— Task goal —
The listing below should be printed exactly, every line of it. Skip the pictures.

[Stored data]
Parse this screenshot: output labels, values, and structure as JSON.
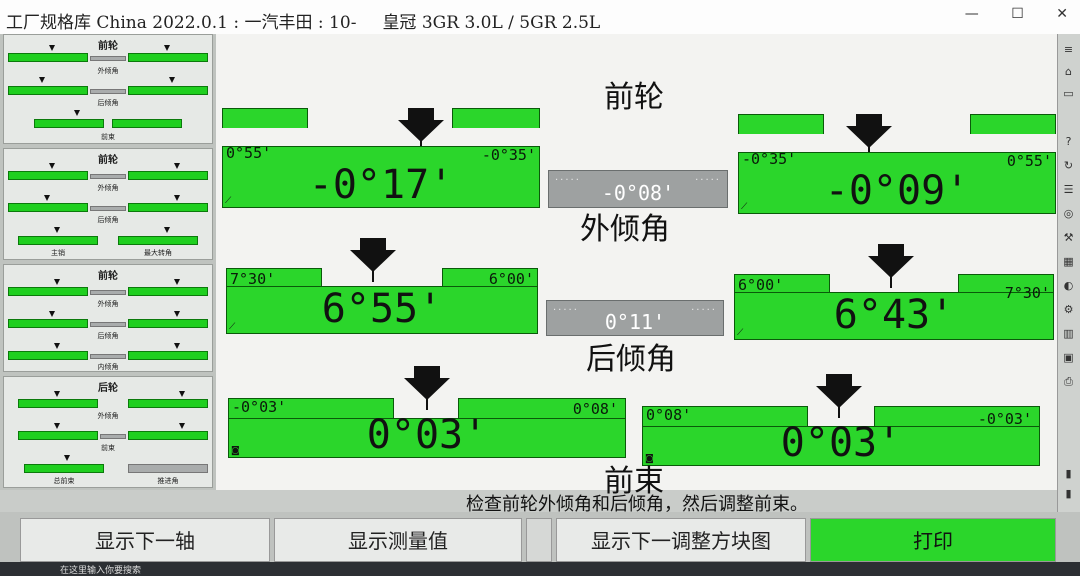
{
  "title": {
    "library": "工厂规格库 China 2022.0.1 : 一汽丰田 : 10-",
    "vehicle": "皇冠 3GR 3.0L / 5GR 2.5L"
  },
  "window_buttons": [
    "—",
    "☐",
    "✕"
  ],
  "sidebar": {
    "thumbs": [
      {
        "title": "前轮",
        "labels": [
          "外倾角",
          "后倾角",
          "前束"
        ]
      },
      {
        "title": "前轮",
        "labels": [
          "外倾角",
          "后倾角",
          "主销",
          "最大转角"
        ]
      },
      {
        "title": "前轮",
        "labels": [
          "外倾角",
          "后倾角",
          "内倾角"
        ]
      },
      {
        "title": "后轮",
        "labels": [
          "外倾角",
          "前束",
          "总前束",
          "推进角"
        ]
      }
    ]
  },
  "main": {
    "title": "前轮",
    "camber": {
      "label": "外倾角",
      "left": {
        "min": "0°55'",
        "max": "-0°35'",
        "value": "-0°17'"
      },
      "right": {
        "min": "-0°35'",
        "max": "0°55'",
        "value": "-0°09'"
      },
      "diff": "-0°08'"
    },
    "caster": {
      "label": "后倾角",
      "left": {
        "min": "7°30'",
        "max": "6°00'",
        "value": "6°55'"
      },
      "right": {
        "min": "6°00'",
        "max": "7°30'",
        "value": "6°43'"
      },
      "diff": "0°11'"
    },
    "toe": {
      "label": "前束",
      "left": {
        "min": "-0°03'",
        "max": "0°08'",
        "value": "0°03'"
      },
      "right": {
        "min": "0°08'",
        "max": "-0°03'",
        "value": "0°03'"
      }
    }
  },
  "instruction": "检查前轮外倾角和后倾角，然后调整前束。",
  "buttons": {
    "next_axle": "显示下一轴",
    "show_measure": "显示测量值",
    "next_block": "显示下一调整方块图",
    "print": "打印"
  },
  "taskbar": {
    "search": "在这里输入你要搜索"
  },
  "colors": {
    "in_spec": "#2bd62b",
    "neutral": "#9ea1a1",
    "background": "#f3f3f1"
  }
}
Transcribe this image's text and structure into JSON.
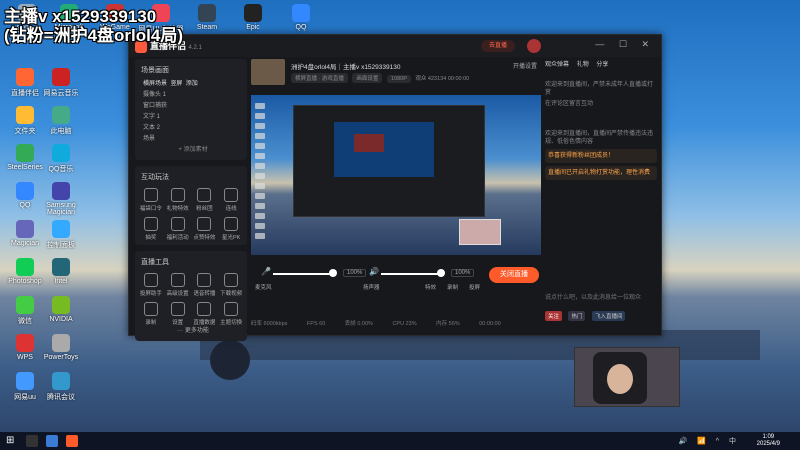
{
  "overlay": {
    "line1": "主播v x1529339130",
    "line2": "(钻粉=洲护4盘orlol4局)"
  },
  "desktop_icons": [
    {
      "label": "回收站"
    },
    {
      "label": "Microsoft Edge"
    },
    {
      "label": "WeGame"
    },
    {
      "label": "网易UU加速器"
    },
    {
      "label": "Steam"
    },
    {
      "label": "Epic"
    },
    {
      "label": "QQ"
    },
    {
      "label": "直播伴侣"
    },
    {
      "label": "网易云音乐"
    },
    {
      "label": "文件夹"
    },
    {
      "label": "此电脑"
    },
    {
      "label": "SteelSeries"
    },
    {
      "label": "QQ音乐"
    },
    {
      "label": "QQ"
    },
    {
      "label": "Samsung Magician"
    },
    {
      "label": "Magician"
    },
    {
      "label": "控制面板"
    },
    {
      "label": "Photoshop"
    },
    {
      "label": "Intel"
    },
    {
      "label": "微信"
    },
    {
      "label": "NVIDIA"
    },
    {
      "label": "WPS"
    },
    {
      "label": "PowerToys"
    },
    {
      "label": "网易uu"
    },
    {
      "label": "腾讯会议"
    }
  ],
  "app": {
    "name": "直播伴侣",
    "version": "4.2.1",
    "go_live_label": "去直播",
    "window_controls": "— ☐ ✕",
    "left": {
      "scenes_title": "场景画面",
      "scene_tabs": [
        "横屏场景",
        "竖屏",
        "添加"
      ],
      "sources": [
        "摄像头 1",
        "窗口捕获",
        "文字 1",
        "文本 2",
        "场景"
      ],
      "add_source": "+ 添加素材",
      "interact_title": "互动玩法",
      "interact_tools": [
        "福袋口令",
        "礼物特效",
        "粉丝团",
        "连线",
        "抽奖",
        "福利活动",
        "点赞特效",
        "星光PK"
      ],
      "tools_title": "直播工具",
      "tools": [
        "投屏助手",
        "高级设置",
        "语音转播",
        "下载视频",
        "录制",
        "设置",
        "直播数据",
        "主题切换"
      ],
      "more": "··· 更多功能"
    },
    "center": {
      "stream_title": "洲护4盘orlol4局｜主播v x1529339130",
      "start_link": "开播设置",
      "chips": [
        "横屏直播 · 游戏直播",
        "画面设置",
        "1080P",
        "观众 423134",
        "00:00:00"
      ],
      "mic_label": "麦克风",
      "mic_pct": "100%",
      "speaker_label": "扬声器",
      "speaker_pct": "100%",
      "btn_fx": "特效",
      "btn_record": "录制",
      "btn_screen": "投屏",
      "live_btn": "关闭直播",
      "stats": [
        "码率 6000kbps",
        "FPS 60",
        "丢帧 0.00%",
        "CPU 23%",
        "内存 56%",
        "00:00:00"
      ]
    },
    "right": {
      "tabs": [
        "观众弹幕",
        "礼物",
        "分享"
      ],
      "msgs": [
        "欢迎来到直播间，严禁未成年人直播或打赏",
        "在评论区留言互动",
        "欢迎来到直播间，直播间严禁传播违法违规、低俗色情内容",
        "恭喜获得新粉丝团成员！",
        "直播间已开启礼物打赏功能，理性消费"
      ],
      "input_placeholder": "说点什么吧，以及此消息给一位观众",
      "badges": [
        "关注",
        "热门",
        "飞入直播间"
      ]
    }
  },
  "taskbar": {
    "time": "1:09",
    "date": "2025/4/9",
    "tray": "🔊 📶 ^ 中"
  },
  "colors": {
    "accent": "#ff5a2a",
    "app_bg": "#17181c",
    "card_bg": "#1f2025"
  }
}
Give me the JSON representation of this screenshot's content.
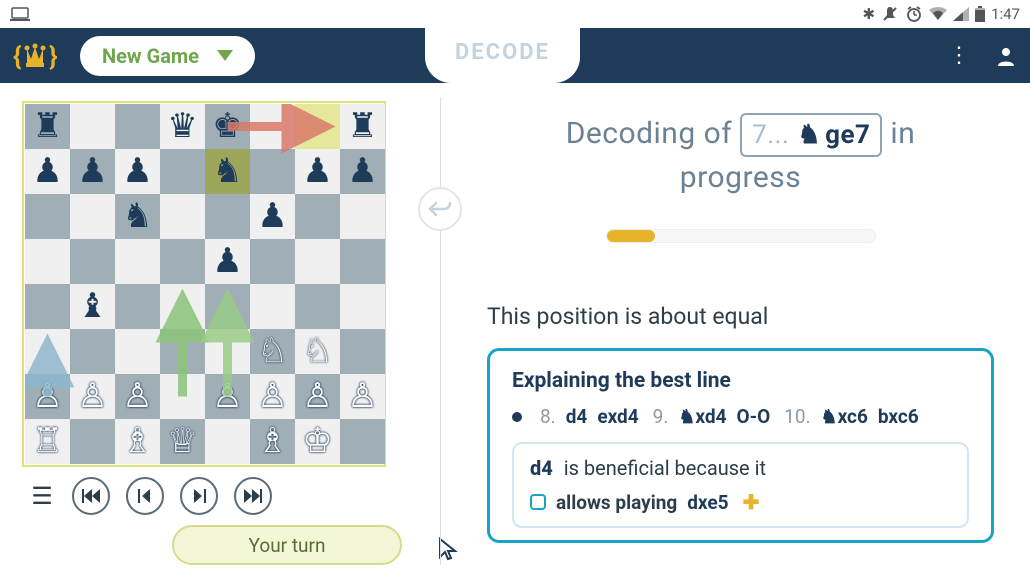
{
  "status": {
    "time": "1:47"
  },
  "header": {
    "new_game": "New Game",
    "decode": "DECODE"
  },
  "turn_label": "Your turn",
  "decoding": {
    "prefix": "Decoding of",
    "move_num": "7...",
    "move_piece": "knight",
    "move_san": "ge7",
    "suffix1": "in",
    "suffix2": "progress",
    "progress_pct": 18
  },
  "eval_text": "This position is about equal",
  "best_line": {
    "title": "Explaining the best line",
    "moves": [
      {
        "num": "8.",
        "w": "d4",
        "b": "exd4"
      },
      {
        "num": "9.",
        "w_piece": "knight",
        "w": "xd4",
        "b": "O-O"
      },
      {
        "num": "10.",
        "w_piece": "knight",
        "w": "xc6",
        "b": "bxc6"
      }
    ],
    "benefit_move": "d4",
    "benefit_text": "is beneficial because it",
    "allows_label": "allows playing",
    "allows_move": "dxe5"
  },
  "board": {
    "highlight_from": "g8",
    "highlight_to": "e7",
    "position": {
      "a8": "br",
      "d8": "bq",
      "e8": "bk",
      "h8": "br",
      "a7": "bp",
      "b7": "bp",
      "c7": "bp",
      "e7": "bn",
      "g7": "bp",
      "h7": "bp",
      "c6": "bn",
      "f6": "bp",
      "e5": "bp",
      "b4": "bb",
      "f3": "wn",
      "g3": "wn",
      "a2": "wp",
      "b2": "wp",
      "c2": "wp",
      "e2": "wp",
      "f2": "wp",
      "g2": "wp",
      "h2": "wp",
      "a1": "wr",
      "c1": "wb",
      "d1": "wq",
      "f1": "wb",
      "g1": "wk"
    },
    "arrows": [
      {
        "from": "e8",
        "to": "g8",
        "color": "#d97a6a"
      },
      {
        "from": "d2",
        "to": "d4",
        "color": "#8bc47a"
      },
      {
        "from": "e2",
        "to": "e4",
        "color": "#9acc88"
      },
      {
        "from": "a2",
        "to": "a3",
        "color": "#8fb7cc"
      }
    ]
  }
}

— Answer below —
Parse this screenshot: output labels, values, and structure as JSON.
{
  "title": {
    "library": "工厂规格库 China 2022.0.1 : 一汽丰田 : 10-",
    "vehicle": "皇冠 3GR 3.0L / 5GR 2.5L"
  },
  "window_buttons": [
    "—",
    "☐",
    "✕"
  ],
  "sidebar": {
    "thumbs": [
      {
        "title": "前轮",
        "labels": [
          "外倾角",
          "后倾角",
          "前束"
        ]
      },
      {
        "title": "前轮",
        "labels": [
          "外倾角",
          "后倾角",
          "主销",
          "最大转角"
        ]
      },
      {
        "title": "前轮",
        "labels": [
          "外倾角",
          "后倾角",
          "内倾角"
        ]
      },
      {
        "title": "后轮",
        "labels": [
          "外倾角",
          "前束",
          "总前束",
          "推进角"
        ]
      }
    ]
  },
  "main": {
    "title": "前轮",
    "camber": {
      "label": "外倾角",
      "left": {
        "min": "0°55'",
        "max": "-0°35'",
        "value": "-0°17'"
      },
      "right": {
        "min": "-0°35'",
        "max": "0°55'",
        "value": "-0°09'"
      },
      "diff": "-0°08'"
    },
    "caster": {
      "label": "后倾角",
      "left": {
        "min": "7°30'",
        "max": "6°00'",
        "value": "6°55'"
      },
      "right": {
        "min": "6°00'",
        "max": "7°30'",
        "value": "6°43'"
      },
      "diff": "0°11'"
    },
    "toe": {
      "label": "前束",
      "left": {
        "min": "-0°03'",
        "max": "0°08'",
        "value": "0°03'"
      },
      "right": {
        "min": "0°08'",
        "max": "-0°03'",
        "value": "0°03'"
      }
    }
  },
  "instruction": "检查前轮外倾角和后倾角，然后调整前束。",
  "buttons": {
    "next_axle": "显示下一轴",
    "show_measure": "显示测量值",
    "next_block": "显示下一调整方块图",
    "print": "打印"
  },
  "taskbar": {
    "search": "在这里输入你要搜索"
  },
  "colors": {
    "in_spec": "#2bd62b",
    "neutral": "#9ea1a1",
    "background": "#f3f3f1"
  }
}
Transcribe this image's text and structure into JSON.
{
  "overlay": {
    "line1": "主播v x1529339130",
    "line2": "(钻粉=洲护4盘orlol4局)"
  },
  "desktop_icons": [
    {
      "label": "回收站"
    },
    {
      "label": "Microsoft Edge"
    },
    {
      "label": "WeGame"
    },
    {
      "label": "网易UU加速器"
    },
    {
      "label": "Steam"
    },
    {
      "label": "Epic"
    },
    {
      "label": "QQ"
    },
    {
      "label": "直播伴侣"
    },
    {
      "label": "网易云音乐"
    },
    {
      "label": "文件夹"
    },
    {
      "label": "此电脑"
    },
    {
      "label": "SteelSeries"
    },
    {
      "label": "QQ音乐"
    },
    {
      "label": "QQ"
    },
    {
      "label": "Samsung Magician"
    },
    {
      "label": "Magician"
    },
    {
      "label": "控制面板"
    },
    {
      "label": "Photoshop"
    },
    {
      "label": "Intel"
    },
    {
      "label": "微信"
    },
    {
      "label": "NVIDIA"
    },
    {
      "label": "WPS"
    },
    {
      "label": "PowerToys"
    },
    {
      "label": "网易uu"
    },
    {
      "label": "腾讯会议"
    }
  ],
  "app": {
    "name": "直播伴侣",
    "version": "4.2.1",
    "go_live_label": "去直播",
    "window_controls": "— ☐ ✕",
    "left": {
      "scenes_title": "场景画面",
      "scene_tabs": [
        "横屏场景",
        "竖屏",
        "添加"
      ],
      "sources": [
        "摄像头 1",
        "窗口捕获",
        "文字 1",
        "文本 2",
        "场景"
      ],
      "add_source": "+ 添加素材",
      "interact_title": "互动玩法",
      "interact_tools": [
        "福袋口令",
        "礼物特效",
        "粉丝团",
        "连线",
        "抽奖",
        "福利活动",
        "点赞特效",
        "星光PK"
      ],
      "tools_title": "直播工具",
      "tools": [
        "投屏助手",
        "高级设置",
        "语音转播",
        "下载视频",
        "录制",
        "设置",
        "直播数据",
        "主题切换"
      ],
      "more": "··· 更多功能"
    },
    "center": {
      "stream_title": "洲护4盘orlol4局｜主播v x1529339130",
      "start_link": "开播设置",
      "chips": [
        "横屏直播 · 游戏直播",
        "画面设置",
        "1080P",
        "观众 423134",
        "00:00:00"
      ],
      "mic_label": "麦克风",
      "mic_pct": "100%",
      "speaker_label": "扬声器",
      "speaker_pct": "100%",
      "btn_fx": "特效",
      "btn_record": "录制",
      "btn_screen": "投屏",
      "live_btn": "关闭直播",
      "stats": [
        "码率 6000kbps",
        "FPS 60",
        "丢帧 0.00%",
        "CPU 23%",
        "内存 56%",
        "00:00:00"
      ]
    },
    "right": {
      "tabs": [
        "观众弹幕",
        "礼物",
        "分享"
      ],
      "msgs": [
        "欢迎来到直播间，严禁未成年人直播或打赏",
        "在评论区留言互动",
        "欢迎来到直播间，直播间严禁传播违法违规、低俗色情内容",
        "恭喜获得新粉丝团成员！",
        "直播间已开启礼物打赏功能，理性消费"
      ],
      "input_placeholder": "说点什么吧，以及此消息给一位观众",
      "badges": [
        "关注",
        "热门",
        "飞入直播间"
      ]
    }
  },
  "taskbar": {
    "time": "1:09",
    "date": "2025/4/9",
    "tray": "🔊 📶 ^ 中"
  },
  "colors": {
    "accent": "#ff5a2a",
    "app_bg": "#17181c",
    "card_bg": "#1f2025"
  }
}
Give me the JSON representation of this screenshot's content.
{
  "status": {
    "time": "1:47"
  },
  "header": {
    "new_game": "New Game",
    "decode": "DECODE"
  },
  "turn_label": "Your turn",
  "decoding": {
    "prefix": "Decoding of",
    "move_num": "7...",
    "move_piece": "knight",
    "move_san": "ge7",
    "suffix1": "in",
    "suffix2": "progress",
    "progress_pct": 18
  },
  "eval_text": "This position is about equal",
  "best_line": {
    "title": "Explaining the best line",
    "moves": [
      {
        "num": "8.",
        "w": "d4",
        "b": "exd4"
      },
      {
        "num": "9.",
        "w_piece": "knight",
        "w": "xd4",
        "b": "O-O"
      },
      {
        "num": "10.",
        "w_piece": "knight",
        "w": "xc6",
        "b": "bxc6"
      }
    ],
    "benefit_move": "d4",
    "benefit_text": "is beneficial because it",
    "allows_label": "allows playing",
    "allows_move": "dxe5"
  },
  "board": {
    "highlight_from": "g8",
    "highlight_to": "e7",
    "position": {
      "a8": "br",
      "d8": "bq",
      "e8": "bk",
      "h8": "br",
      "a7": "bp",
      "b7": "bp",
      "c7": "bp",
      "e7": "bn",
      "g7": "bp",
      "h7": "bp",
      "c6": "bn",
      "f6": "bp",
      "e5": "bp",
      "b4": "bb",
      "f3": "wn",
      "g3": "wn",
      "a2": "wp",
      "b2": "wp",
      "c2": "wp",
      "e2": "wp",
      "f2": "wp",
      "g2": "wp",
      "h2": "wp",
      "a1": "wr",
      "c1": "wb",
      "d1": "wq",
      "f1": "wb",
      "g1": "wk"
    },
    "arrows": [
      {
        "from": "e8",
        "to": "g8",
        "color": "#d97a6a"
      },
      {
        "from": "d2",
        "to": "d4",
        "color": "#8bc47a"
      },
      {
        "from": "e2",
        "to": "e4",
        "color": "#9acc88"
      },
      {
        "from": "a2",
        "to": "a3",
        "color": "#8fb7cc"
      }
    ]
  }
}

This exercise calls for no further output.